■ Entries provided
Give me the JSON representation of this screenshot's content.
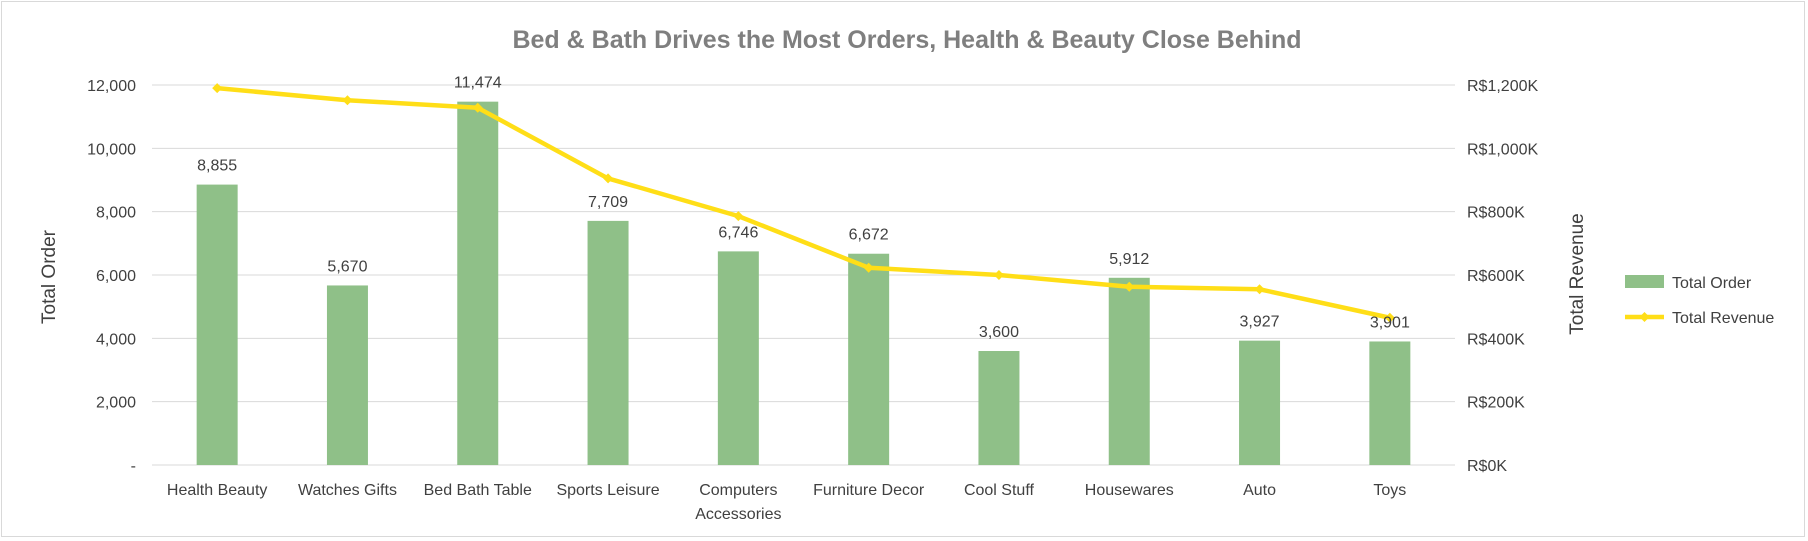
{
  "chart_data": {
    "type": "bar",
    "title": "Bed & Bath Drives the Most Orders, Health & Beauty Close Behind",
    "categories": [
      [
        "Health Beauty"
      ],
      [
        "Watches Gifts"
      ],
      [
        "Bed Bath Table"
      ],
      [
        "Sports Leisure"
      ],
      [
        "Computers",
        "Accessories"
      ],
      [
        "Furniture Decor"
      ],
      [
        "Cool Stuff"
      ],
      [
        "Housewares"
      ],
      [
        "Auto"
      ],
      [
        "Toys"
      ]
    ],
    "series": [
      {
        "name": "Total Order",
        "type": "bar",
        "axis": "left",
        "color": "#8fc088",
        "values": [
          8855,
          5670,
          11474,
          7709,
          6746,
          6672,
          3600,
          5912,
          3927,
          3901
        ],
        "labels": [
          "8,855",
          "5,670",
          "11,474",
          "7,709",
          "6,746",
          "6,672",
          "3,600",
          "5,912",
          "3,927",
          "3,901"
        ]
      },
      {
        "name": "Total Revenue",
        "type": "line",
        "axis": "right",
        "color": "#ffde17",
        "values": [
          1190,
          1152,
          1128,
          905,
          786,
          623,
          600,
          563,
          555,
          465
        ]
      }
    ],
    "ylabel": "Total Order",
    "ylim": [
      0,
      12000
    ],
    "yticks": [
      {
        "value": 0,
        "label": "-"
      },
      {
        "value": 2000,
        "label": "2,000"
      },
      {
        "value": 4000,
        "label": "4,000"
      },
      {
        "value": 6000,
        "label": "6,000"
      },
      {
        "value": 8000,
        "label": "8,000"
      },
      {
        "value": 10000,
        "label": "10,000"
      },
      {
        "value": 12000,
        "label": "12,000"
      }
    ],
    "y2label": "Total Revenue",
    "y2lim": [
      0,
      1200
    ],
    "y2ticks": [
      {
        "value": 0,
        "label": "R$0K"
      },
      {
        "value": 200,
        "label": "R$200K"
      },
      {
        "value": 400,
        "label": "R$400K"
      },
      {
        "value": 600,
        "label": "R$600K"
      },
      {
        "value": 800,
        "label": "R$800K"
      },
      {
        "value": 1000,
        "label": "R$1,000K"
      },
      {
        "value": 1200,
        "label": "R$1,200K"
      }
    ],
    "grid": true,
    "legend": {
      "placement": "right",
      "entries": [
        {
          "label": "Total Order",
          "symbol": "bar",
          "color": "#8fc088"
        },
        {
          "label": "Total Revenue",
          "symbol": "line-marker",
          "color": "#ffde17"
        }
      ]
    }
  }
}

■ What you are asked to do
Retype every record above exactly as written, but leave out the pictures.

■ Response below
Give me the JSON representation of this screenshot's content.
{
  "chart_data": {
    "type": "bar",
    "title": "Bed & Bath Drives the Most Orders, Health & Beauty Close Behind",
    "categories": [
      [
        "Health Beauty"
      ],
      [
        "Watches Gifts"
      ],
      [
        "Bed Bath Table"
      ],
      [
        "Sports Leisure"
      ],
      [
        "Computers",
        "Accessories"
      ],
      [
        "Furniture Decor"
      ],
      [
        "Cool Stuff"
      ],
      [
        "Housewares"
      ],
      [
        "Auto"
      ],
      [
        "Toys"
      ]
    ],
    "series": [
      {
        "name": "Total Order",
        "type": "bar",
        "axis": "left",
        "color": "#8fc088",
        "values": [
          8855,
          5670,
          11474,
          7709,
          6746,
          6672,
          3600,
          5912,
          3927,
          3901
        ],
        "labels": [
          "8,855",
          "5,670",
          "11,474",
          "7,709",
          "6,746",
          "6,672",
          "3,600",
          "5,912",
          "3,927",
          "3,901"
        ]
      },
      {
        "name": "Total Revenue",
        "type": "line",
        "axis": "right",
        "color": "#ffde17",
        "values": [
          1190,
          1152,
          1128,
          905,
          786,
          623,
          600,
          563,
          555,
          465
        ]
      }
    ],
    "ylabel": "Total Order",
    "ylim": [
      0,
      12000
    ],
    "yticks": [
      {
        "value": 0,
        "label": "-"
      },
      {
        "value": 2000,
        "label": "2,000"
      },
      {
        "value": 4000,
        "label": "4,000"
      },
      {
        "value": 6000,
        "label": "6,000"
      },
      {
        "value": 8000,
        "label": "8,000"
      },
      {
        "value": 10000,
        "label": "10,000"
      },
      {
        "value": 12000,
        "label": "12,000"
      }
    ],
    "y2label": "Total Revenue",
    "y2lim": [
      0,
      1200
    ],
    "y2ticks": [
      {
        "value": 0,
        "label": "R$0K"
      },
      {
        "value": 200,
        "label": "R$200K"
      },
      {
        "value": 400,
        "label": "R$400K"
      },
      {
        "value": 600,
        "label": "R$600K"
      },
      {
        "value": 800,
        "label": "R$800K"
      },
      {
        "value": 1000,
        "label": "R$1,000K"
      },
      {
        "value": 1200,
        "label": "R$1,200K"
      }
    ],
    "grid": true,
    "legend": {
      "placement": "right",
      "entries": [
        {
          "label": "Total Order",
          "symbol": "bar",
          "color": "#8fc088"
        },
        {
          "label": "Total Revenue",
          "symbol": "line-marker",
          "color": "#ffde17"
        }
      ]
    }
  }
}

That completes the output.